#### [Written instruction]
Give the number of lines that contain the string "указанных", please, and nothing else.

#### [The input]
____

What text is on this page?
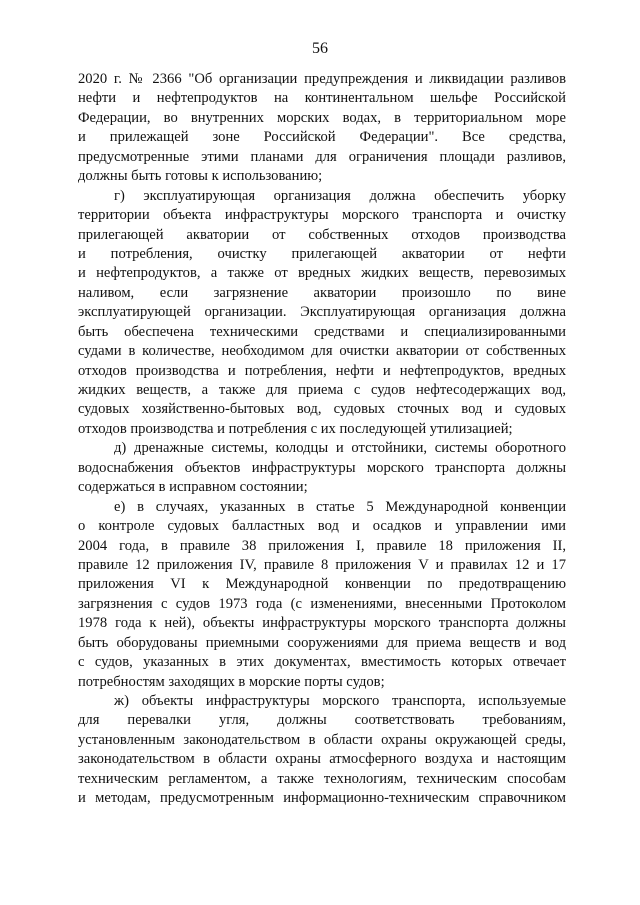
56
2020 г. № 2366 "Об организации предупреждения и ликвидации разливов
нефти и нефтепродуктов на континентальном шельфе Российской
Федерации, во внутренних морских водах, в территориальном море
и прилежащей зоне Российской Федерации". Все средства,
предусмотренные этими планами для ограничения площади разливов,
должны быть готовы к использованию;
г) эксплуатирующая организация должна обеспечить уборку
территории объекта инфраструктуры морского транспорта и очистку
прилегающей акватории от собственных отходов производства
и потребления, очистку прилегающей акватории от нефти
и нефтепродуктов, а также от вредных жидких веществ, перевозимых
наливом, если загрязнение акватории произошло по вине
эксплуатирующей организации. Эксплуатирующая организация должна
быть обеспечена техническими средствами и специализированными
судами в количестве, необходимом для очистки акватории от собственных
отходов производства и потребления, нефти и нефтепродуктов, вредных
жидких веществ, а также для приема с судов нефтесодержащих вод,
судовых хозяйственно-бытовых вод, судовых сточных вод и судовых
отходов производства и потребления с их последующей утилизацией;
д) дренажные системы, колодцы и отстойники, системы оборотного
водоснабжения объектов инфраструктуры морского транспорта должны
содержаться в исправном состоянии;
е) в случаях, указанных в статье 5 Международной конвенции
о контроле судовых балластных вод и осадков и управлении ими
2004 года, в правиле 38 приложения I, правиле 18 приложения II,
правиле 12 приложения IV, правиле 8 приложения V и правилах 12 и 17
приложения VI к Международной конвенции по предотвращению
загрязнения с судов 1973 года (с изменениями, внесенными Протоколом
1978 года к ней), объекты инфраструктуры морского транспорта должны
быть оборудованы приемными сооружениями для приема веществ и вод
с судов, указанных в этих документах, вместимость которых отвечает
потребностям заходящих в морские порты судов;
ж) объекты инфраструктуры морского транспорта, используемые
для перевалки угля, должны соответствовать требованиям,
установленным законодательством в области охраны окружающей среды,
законодательством в области охраны атмосферного воздуха и настоящим
техническим регламентом, а также технологиям, техническим способам
и методам, предусмотренным информационно-техническим справочником
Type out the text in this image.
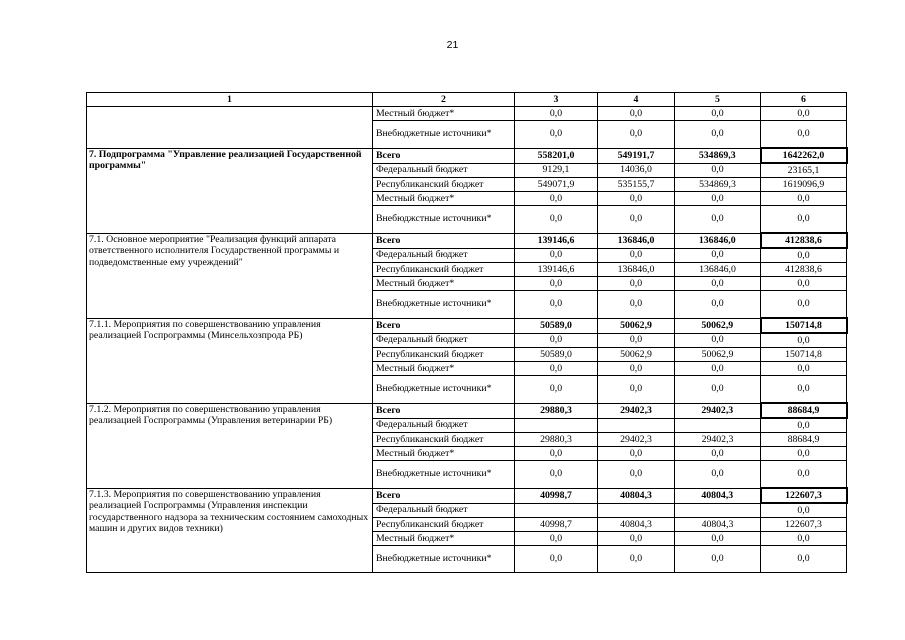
21
1	2	3	4	5	6
	Местный бюджет*	0,0	0,0	0,0	0,0
	Внебюджетные источники*	0,0	0,0	0,0	0,0
7. Подпрограмма "Управление реализацией Государственной программы"	Всего	558201,0	549191,7	534869,3	1642262,0
	Федеральный бюджет	9129,1	14036,0	0,0	23165,1
	Республиканский бюджет	549071,9	535155,7	534869,3	1619096,9
	Местный бюджет*	0,0	0,0	0,0	0,0
	Внебюджстные источники*	0,0	0,0	0,0	0,0
7.1. Основное мероприятие "Реализация функций аппарата ответственного исполнителя Государственной программы и подведомственные ему учреждений"	Всего	139146,6	136846,0	136846,0	412838,6
	Федеральный бюджет	0,0	0,0	0,0	0,0
	Республиканский бюджет	139146,6	136846,0	136846,0	412838,6
	Местный бюджет*	0,0	0,0	0,0	0,0
	Внебюджетные источники*	0,0	0,0	0,0	0,0
7.1.1. Мероприятия по совершенствованию управления реализацией Госпрограммы (Минсельхозпрода РБ)	Всего	50589,0	50062,9	50062,9	150714,8
	Федеральный бюджет	0,0	0,0	0,0	0,0
	Республиканский бюджет	50589,0	50062,9	50062,9	150714,8
	Местный бюджет*	0,0	0,0	0,0	0,0
	Внебюджетные источники*	0,0	0,0	0,0	0,0
7.1.2. Мероприятия по совершенствованию управления реализацией Госпрограммы (Управления ветеринарии РБ)	Всего	29880,3	29402,3	29402,3	88684,9
	Федеральный бюджет				0,0
	Республиканский бюджет	29880,3	29402,3	29402,3	88684,9
	Местный бюджет*	0,0	0,0	0,0	0,0
	Внебюджетные источники*	0,0	0,0	0,0	0,0
7.1.3. Мероприятия по совершенствованию управления реализацией Госпрограммы (Управления инспекции государственного надзора за техническим состоянием самоходных машин и других видов техники)	Всего	40998,7	40804,3	40804,3	122607,3
	Федеральный бюджет				0,0
	Республиканский бюджет	40998,7	40804,3	40804,3	122607,3
	Местный бюджет*	0,0	0,0	0,0	0,0
	Внебюджетные источники*	0,0	0,0	0,0	0,0
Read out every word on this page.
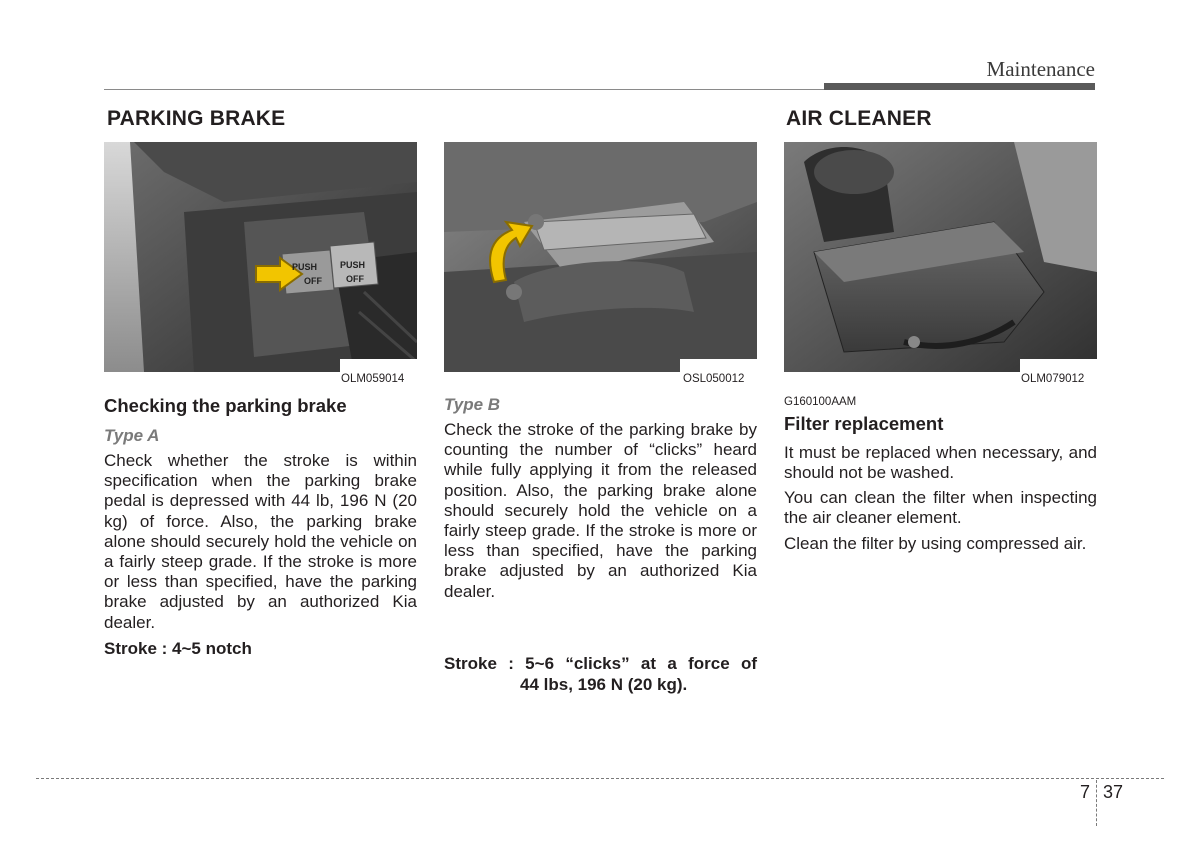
Maintenance
PARKING BRAKE	AIR CLEANER
PUSH
OFF
PUSH
OFF
OLM059014	OSL050012	OLM079012
Checking the parking brake
Type A
Check whether the stroke is within specification when the parking brake pedal is depressed with 44 lb, 196 N (20 kg) of force. Also, the parking brake alone should securely hold the vehicle on a fairly steep grade. If the stroke is more or less than specified, have the parking brake adjusted by an authorized Kia dealer.
Stroke : 4~5 notch
Type B
Check the stroke of the parking brake by counting the number of “clicks” heard while fully applying it from the released position. Also, the parking brake alone should securely hold the vehicle on a fairly steep grade. If the stroke is more or less than specified, have the parking brake adjusted by an authorized Kia dealer.
Stroke : 5~6 “clicks” at a force of
44 lbs, 196 N (20 kg).
G160100AAM
Filter replacement
It must be replaced when necessary, and should not be washed.
You can clean the filter when inspecting the air cleaner element.
Clean the filter by using compressed air.
7 37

____

#### [Correct response]
2